• [Stated problem]:
Look for the string "iterations" in the lines and copy each line that has it.

• [Stored items from a collection]:
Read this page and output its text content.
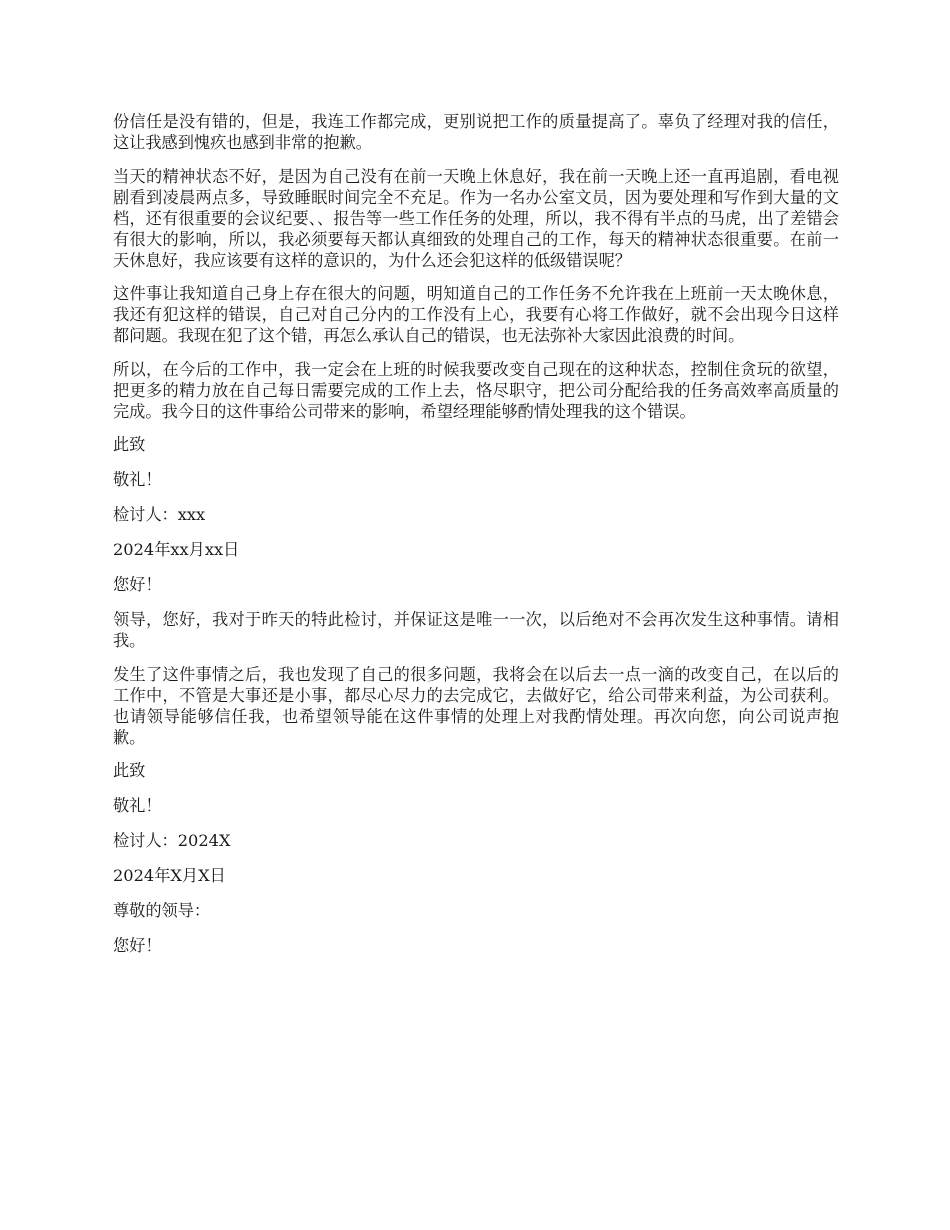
份信任是没有错的，但是，我连工作都完成，更别说把工作的质量提高了。辜负了经理对我的信任，这让我感到愧疚也感到非常的抱歉。

当天的精神状态不好，是因为自己没有在前一天晚上休息好，我在前一天晚上还一直再追剧，看电视剧看到凌晨两点多，导致睡眠时间完全不充足。作为一名办公室文员，因为要处理和写作到大量的文档，还有很重要的会议纪要、、报告等一些工作任务的处理，所以，我不得有半点的马虎，出了差错会有很大的影响，所以，我必须要每天都认真细致的处理自己的工作，每天的精神状态很重要。在前一天休息好，我应该要有这样的意识的，为什么还会犯这样的低级错误呢？

这件事让我知道自己身上存在很大的问题，明知道自己的工作任务不允许我在上班前一天太晚休息，我还有犯这样的错误，自己对自己分内的工作没有上心，我要有心将工作做好，就不会出现今日这样都问题。我现在犯了这个错，再怎么承认自己的错误，也无法弥补大家因此浪费的时间。

所以，在今后的工作中，我一定会在上班的时候我要改变自己现在的这种状态，控制住贪玩的欲望，把更多的精力放在自己每日需要完成的工作上去，恪尽职守，把公司分配给我的任务高效率高质量的完成。我今日的这件事给公司带来的影响，希望经理能够酌情处理我的这个错误。

此致

敬礼！

检讨人：xxx

2024年xx月xx日

您好！

领导，您好，我对于昨天的特此检讨，并保证这是唯一一次，以后绝对不会再次发生这种事情。请相我。

发生了这件事情之后，我也发现了自己的很多问题，我将会在以后去一点一滴的改变自己，在以后的工作中，不管是大事还是小事，都尽心尽力的去完成它，去做好它，给公司带来利益，为公司获利。也请领导能够信任我，也希望领导能在这件事情的处理上对我酌情处理。再次向您，向公司说声抱歉。

此致

敬礼！

检讨人：2024X

2024年X月X日

尊敬的领导：

您好！
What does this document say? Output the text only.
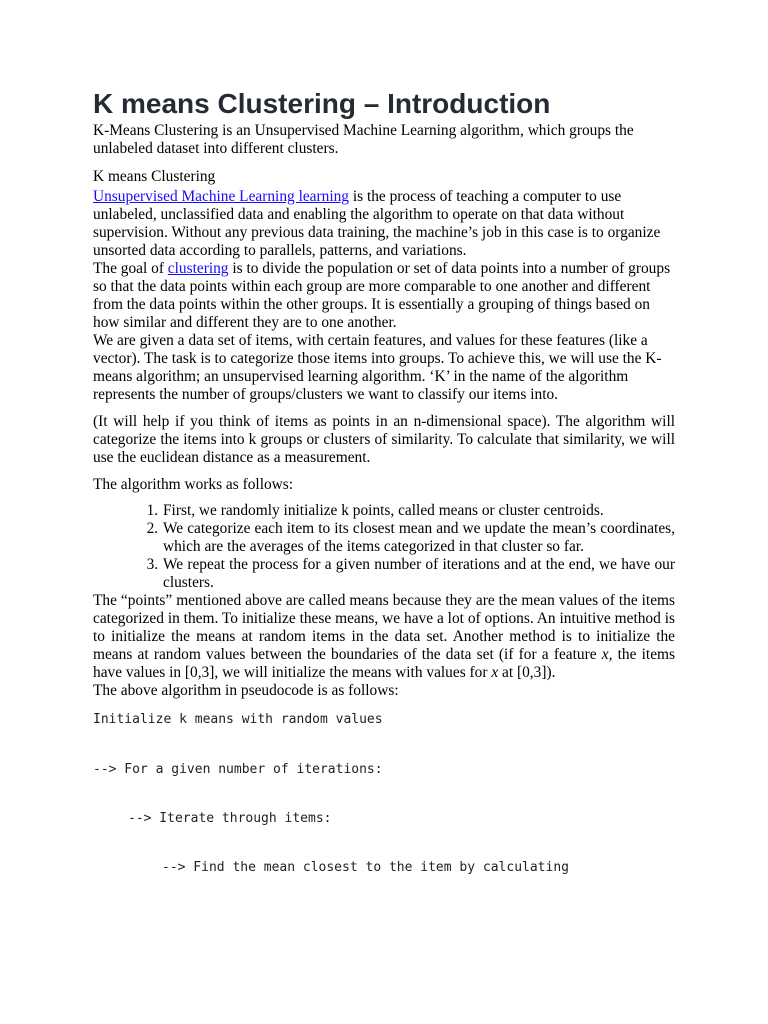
K means Clustering – Introduction

K-Means Clustering is an Unsupervised Machine Learning algorithm, which groups the unlabeled dataset into different clusters.

K means Clustering

Unsupervised Machine Learning learning is the process of teaching a computer to use unlabeled, unclassified data and enabling the algorithm to operate on that data without supervision. Without any previous data training, the machine’s job in this case is to organize unsorted data according to parallels, patterns, and variations.

The goal of clustering is to divide the population or set of data points into a number of groups so that the data points within each group are more comparable to one another and different from the data points within the other groups. It is essentially a grouping of things based on how similar and different they are to one another.

We are given a data set of items, with certain features, and values for these features (like a vector). The task is to categorize those items into groups. To achieve this, we will use the K-means algorithm; an unsupervised learning algorithm. ‘K’ in the name of the algorithm represents the number of groups/clusters we want to classify our items into.

(It will help if you think of items as points in an n-dimensional space). The algorithm will categorize the items into k groups or clusters of similarity. To calculate that similarity, we will use the euclidean distance as a measurement.

The algorithm works as follows:

1. First, we randomly initialize k points, called means or cluster centroids.
2. We categorize each item to its closest mean and we update the mean’s coordinates, which are the averages of the items categorized in that cluster so far.
3. We repeat the process for a given number of iterations and at the end, we have our clusters.

The “points” mentioned above are called means because they are the mean values of the items categorized in them. To initialize these means, we have a lot of options. An intuitive method is to initialize the means at random items in the data set. Another method is to initialize the means at random values between the boundaries of the data set (if for a feature x, the items have values in [0,3], we will initialize the means with values for x at [0,3]).

The above algorithm in pseudocode is as follows:

Initialize k means with random values
--> For a given number of iterations:
--> Iterate through items:
--> Find the mean closest to the item by calculating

• [Task output]:
3. We repeat the process for a given number of iterations and at the end, we have our clusters.
--> For a given number of iterations:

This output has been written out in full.